Short task ▸ Rewrite the items below, changing every "x-tick-label" to "x-tick-text" and keeping everything else unchanged. Do not include the pictures in your answer.

--- The data ---

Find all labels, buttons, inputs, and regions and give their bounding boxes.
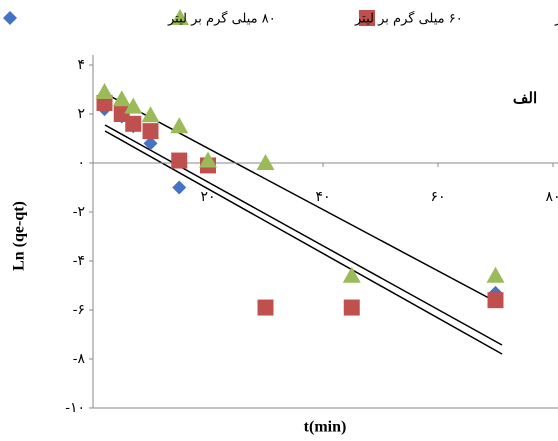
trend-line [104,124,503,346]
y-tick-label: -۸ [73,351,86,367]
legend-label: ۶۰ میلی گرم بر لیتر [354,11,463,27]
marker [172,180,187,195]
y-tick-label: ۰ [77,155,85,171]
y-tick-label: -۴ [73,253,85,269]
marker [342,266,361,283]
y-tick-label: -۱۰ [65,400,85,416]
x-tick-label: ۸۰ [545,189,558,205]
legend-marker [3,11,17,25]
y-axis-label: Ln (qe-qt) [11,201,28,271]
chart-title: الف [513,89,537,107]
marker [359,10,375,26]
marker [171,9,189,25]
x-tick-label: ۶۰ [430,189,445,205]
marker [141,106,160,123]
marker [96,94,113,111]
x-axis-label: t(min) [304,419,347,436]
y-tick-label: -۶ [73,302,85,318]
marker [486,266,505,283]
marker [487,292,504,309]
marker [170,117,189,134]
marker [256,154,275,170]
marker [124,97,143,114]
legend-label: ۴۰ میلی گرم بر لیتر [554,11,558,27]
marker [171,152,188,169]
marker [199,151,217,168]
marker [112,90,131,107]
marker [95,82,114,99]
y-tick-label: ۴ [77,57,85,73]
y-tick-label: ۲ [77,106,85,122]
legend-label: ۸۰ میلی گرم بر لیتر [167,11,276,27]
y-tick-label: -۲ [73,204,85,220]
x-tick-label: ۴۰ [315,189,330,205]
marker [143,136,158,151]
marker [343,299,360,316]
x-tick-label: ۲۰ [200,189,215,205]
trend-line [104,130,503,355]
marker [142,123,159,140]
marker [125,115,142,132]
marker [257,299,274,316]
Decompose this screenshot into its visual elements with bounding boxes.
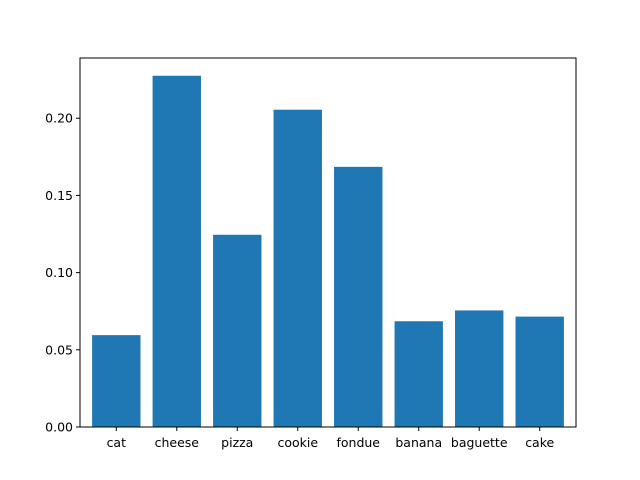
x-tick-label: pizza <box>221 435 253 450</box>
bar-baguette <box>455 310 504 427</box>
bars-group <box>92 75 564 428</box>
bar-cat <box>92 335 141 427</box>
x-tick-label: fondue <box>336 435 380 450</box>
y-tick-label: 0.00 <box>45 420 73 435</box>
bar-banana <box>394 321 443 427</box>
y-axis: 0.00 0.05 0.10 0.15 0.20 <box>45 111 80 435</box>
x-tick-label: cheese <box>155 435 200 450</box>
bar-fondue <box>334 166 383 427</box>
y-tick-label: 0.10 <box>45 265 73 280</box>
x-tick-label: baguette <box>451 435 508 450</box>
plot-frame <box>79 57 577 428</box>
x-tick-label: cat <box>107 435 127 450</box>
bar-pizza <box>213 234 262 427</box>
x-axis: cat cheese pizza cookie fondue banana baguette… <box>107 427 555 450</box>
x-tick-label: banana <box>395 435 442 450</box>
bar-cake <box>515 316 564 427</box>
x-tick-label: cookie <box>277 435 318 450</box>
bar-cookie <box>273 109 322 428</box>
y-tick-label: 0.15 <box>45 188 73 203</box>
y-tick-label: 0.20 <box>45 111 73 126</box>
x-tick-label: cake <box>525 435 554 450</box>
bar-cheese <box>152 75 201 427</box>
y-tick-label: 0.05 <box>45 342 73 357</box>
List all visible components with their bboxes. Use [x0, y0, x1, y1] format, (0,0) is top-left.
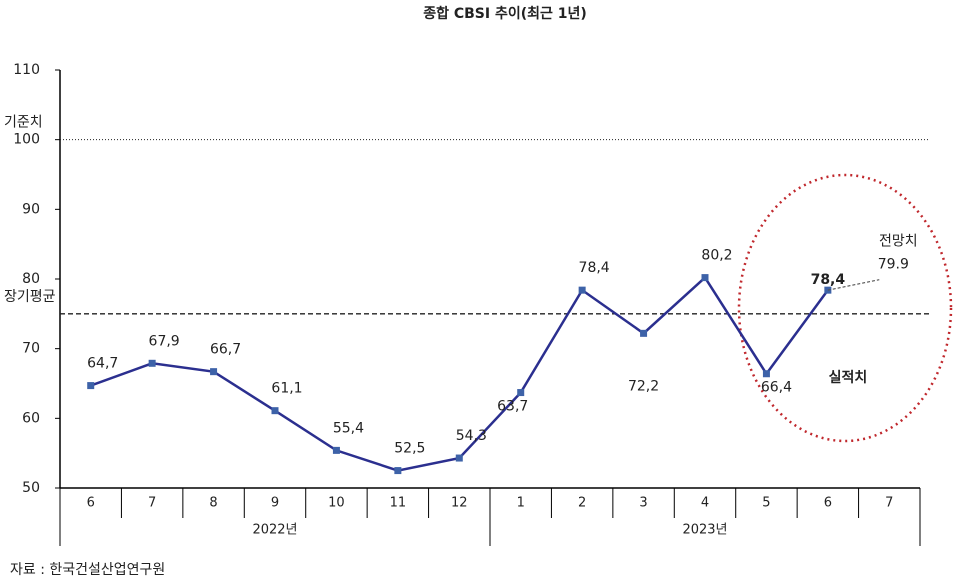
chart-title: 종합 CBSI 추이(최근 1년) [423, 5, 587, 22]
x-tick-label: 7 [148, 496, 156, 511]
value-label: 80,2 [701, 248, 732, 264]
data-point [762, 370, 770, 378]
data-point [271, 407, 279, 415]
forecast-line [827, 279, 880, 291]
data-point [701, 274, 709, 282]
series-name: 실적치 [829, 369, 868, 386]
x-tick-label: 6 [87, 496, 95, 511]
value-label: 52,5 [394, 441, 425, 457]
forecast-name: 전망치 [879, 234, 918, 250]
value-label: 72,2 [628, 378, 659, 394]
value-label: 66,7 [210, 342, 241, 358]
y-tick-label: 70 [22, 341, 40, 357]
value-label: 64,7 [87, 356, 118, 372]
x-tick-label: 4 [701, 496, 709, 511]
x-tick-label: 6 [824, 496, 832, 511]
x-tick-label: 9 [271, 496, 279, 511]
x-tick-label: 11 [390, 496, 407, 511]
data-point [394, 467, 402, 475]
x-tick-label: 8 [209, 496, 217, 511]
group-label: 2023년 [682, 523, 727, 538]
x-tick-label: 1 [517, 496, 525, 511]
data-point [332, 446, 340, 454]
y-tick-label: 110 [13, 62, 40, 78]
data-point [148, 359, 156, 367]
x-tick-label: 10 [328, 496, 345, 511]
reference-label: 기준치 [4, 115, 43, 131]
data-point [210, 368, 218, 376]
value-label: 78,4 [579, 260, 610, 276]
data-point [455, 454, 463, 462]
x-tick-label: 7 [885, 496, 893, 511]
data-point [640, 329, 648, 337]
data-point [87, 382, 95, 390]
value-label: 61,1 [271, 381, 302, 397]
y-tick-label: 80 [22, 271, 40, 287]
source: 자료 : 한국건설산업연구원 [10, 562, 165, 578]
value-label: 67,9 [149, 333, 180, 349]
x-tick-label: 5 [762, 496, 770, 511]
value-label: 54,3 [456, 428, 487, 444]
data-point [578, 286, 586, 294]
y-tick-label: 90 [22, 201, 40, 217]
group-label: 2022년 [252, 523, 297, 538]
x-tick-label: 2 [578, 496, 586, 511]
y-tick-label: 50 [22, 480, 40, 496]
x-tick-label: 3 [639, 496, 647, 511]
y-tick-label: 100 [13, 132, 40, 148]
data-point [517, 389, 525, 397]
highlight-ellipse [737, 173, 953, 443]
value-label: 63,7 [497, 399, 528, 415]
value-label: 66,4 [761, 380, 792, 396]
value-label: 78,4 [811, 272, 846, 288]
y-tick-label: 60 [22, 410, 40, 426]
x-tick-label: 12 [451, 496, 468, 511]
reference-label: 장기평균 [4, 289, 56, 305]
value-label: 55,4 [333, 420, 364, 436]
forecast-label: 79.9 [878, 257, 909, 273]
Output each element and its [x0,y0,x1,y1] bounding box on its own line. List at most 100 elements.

---

Answer to this exercise ▸
Find all labels, buttons, inputs, and regions and give their bounding boxes.
trend-line [104,124,503,346]
y-tick-label: -۸ [73,351,86,367]
legend-label: ۶۰ میلی گرم بر لیتر [354,11,463,27]
marker [172,180,187,195]
y-tick-label: ۰ [77,155,85,171]
y-tick-label: -۴ [73,253,85,269]
marker [342,266,361,283]
y-tick-label: -۱۰ [65,400,85,416]
x-tick-text: ۸۰ [545,189,558,205]
legend-marker [3,11,17,25]
y-axis-label: Ln (qe-qt) [11,201,28,271]
chart-title: الف [513,89,537,107]
marker [359,10,375,26]
marker [171,9,189,25]
x-tick-text: ۶۰ [430,189,445,205]
marker [141,106,160,123]
marker [96,94,113,111]
x-axis-label: t(min) [304,419,347,436]
y-tick-label: -۶ [73,302,85,318]
marker [486,266,505,283]
marker [487,292,504,309]
marker [170,117,189,134]
marker [256,154,275,170]
marker [124,97,143,114]
legend-label: ۴۰ میلی گرم بر لیتر [554,11,558,27]
marker [171,152,188,169]
marker [199,151,217,168]
marker [112,90,131,107]
marker [95,82,114,99]
y-tick-label: ۴ [77,57,85,73]
y-tick-label: ۲ [77,106,85,122]
legend-label: ۸۰ میلی گرم بر لیتر [167,11,276,27]
y-tick-label: -۲ [73,204,85,220]
x-tick-text: ۴۰ [315,189,330,205]
marker [143,136,158,151]
marker [343,299,360,316]
x-tick-text: ۲۰ [200,189,215,205]
trend-line [104,130,503,355]
marker [142,123,159,140]
marker [125,115,142,132]
marker [257,299,274,316]
Decompose this screenshot into its visual elements with bounding boxes.
x-tick-text: pizza <box>221 435 253 450</box>
bar-baguette <box>455 310 504 427</box>
bars-group <box>92 75 564 428</box>
bar-cat <box>92 335 141 427</box>
x-tick-text: fondue <box>336 435 380 450</box>
y-tick-label: 0.00 <box>45 420 73 435</box>
bar-banana <box>394 321 443 427</box>
y-axis: 0.00 0.05 0.10 0.15 0.20 <box>45 111 80 435</box>
x-tick-text: cheese <box>155 435 200 450</box>
bar-fondue <box>334 166 383 427</box>
y-tick-label: 0.10 <box>45 265 73 280</box>
x-tick-text: baguette <box>451 435 508 450</box>
plot-frame <box>79 57 577 428</box>
x-tick-text: cat <box>107 435 127 450</box>
bar-pizza <box>213 234 262 427</box>
x-axis: cat cheese pizza cookie fondue banana baguette… <box>107 427 555 450</box>
x-tick-text: banana <box>395 435 442 450</box>
bar-cake <box>515 316 564 427</box>
x-tick-text: cookie <box>277 435 318 450</box>
bar-cookie <box>273 109 322 428</box>
y-tick-label: 0.15 <box>45 188 73 203</box>
y-tick-label: 0.20 <box>45 111 73 126</box>
x-tick-text: cake <box>525 435 554 450</box>
bar-cheese <box>152 75 201 427</box>
y-tick-label: 0.05 <box>45 342 73 357</box>
List all visible components with their bboxes. Use [x0, y0, x1, y1] format, (0,0) is top-left.
chart-title: 종합 CBSI 추이(최근 1년) [423, 5, 587, 22]
x-tick-text: 7 [148, 496, 156, 511]
value-label: 80,2 [701, 248, 732, 264]
data-point [762, 370, 770, 378]
data-point [271, 407, 279, 415]
forecast-line [827, 279, 880, 291]
data-point [701, 274, 709, 282]
series-name: 실적치 [829, 369, 868, 386]
x-tick-text: 6 [87, 496, 95, 511]
value-label: 52,5 [394, 441, 425, 457]
forecast-name: 전망치 [879, 234, 918, 250]
value-label: 72,2 [628, 378, 659, 394]
value-label: 66,7 [210, 342, 241, 358]
y-tick-label: 70 [22, 341, 40, 357]
value-label: 64,7 [87, 356, 118, 372]
x-tick-text: 4 [701, 496, 709, 511]
x-tick-text: 6 [824, 496, 832, 511]
x-tick-text: 9 [271, 496, 279, 511]
x-tick-text: 11 [390, 496, 407, 511]
data-point [394, 467, 402, 475]
x-tick-text: 8 [209, 496, 217, 511]
group-label: 2023년 [682, 523, 727, 538]
x-tick-text: 1 [517, 496, 525, 511]
data-point [332, 446, 340, 454]
y-tick-label: 110 [13, 62, 40, 78]
data-point [148, 359, 156, 367]
x-tick-text: 10 [328, 496, 345, 511]
reference-label: 기준치 [4, 115, 43, 131]
data-point [210, 368, 218, 376]
value-label: 78,4 [579, 260, 610, 276]
data-point [455, 454, 463, 462]
x-tick-text: 7 [885, 496, 893, 511]
data-point [640, 329, 648, 337]
data-point [87, 382, 95, 390]
value-label: 61,1 [271, 381, 302, 397]
y-tick-label: 80 [22, 271, 40, 287]
source: 자료 : 한국건설산업연구원 [10, 562, 165, 578]
value-label: 67,9 [149, 333, 180, 349]
x-tick-text: 5 [762, 496, 770, 511]
value-label: 54,3 [456, 428, 487, 444]
data-point [578, 286, 586, 294]
y-tick-label: 90 [22, 201, 40, 217]
group-label: 2022년 [252, 523, 297, 538]
x-tick-text: 2 [578, 496, 586, 511]
y-tick-label: 50 [22, 480, 40, 496]
x-tick-text: 3 [639, 496, 647, 511]
y-tick-label: 100 [13, 132, 40, 148]
data-point [517, 389, 525, 397]
highlight-ellipse [737, 173, 953, 443]
value-label: 63,7 [497, 399, 528, 415]
value-label: 66,4 [761, 380, 792, 396]
value-label: 78,4 [811, 272, 846, 288]
y-tick-label: 60 [22, 410, 40, 426]
x-tick-text: 12 [451, 496, 468, 511]
reference-label: 장기평균 [4, 289, 56, 305]
value-label: 55,4 [333, 420, 364, 436]
forecast-label: 79.9 [878, 257, 909, 273]
Output each element and its [x0,y0,x1,y1] bounding box on its own line. List at most 100 elements.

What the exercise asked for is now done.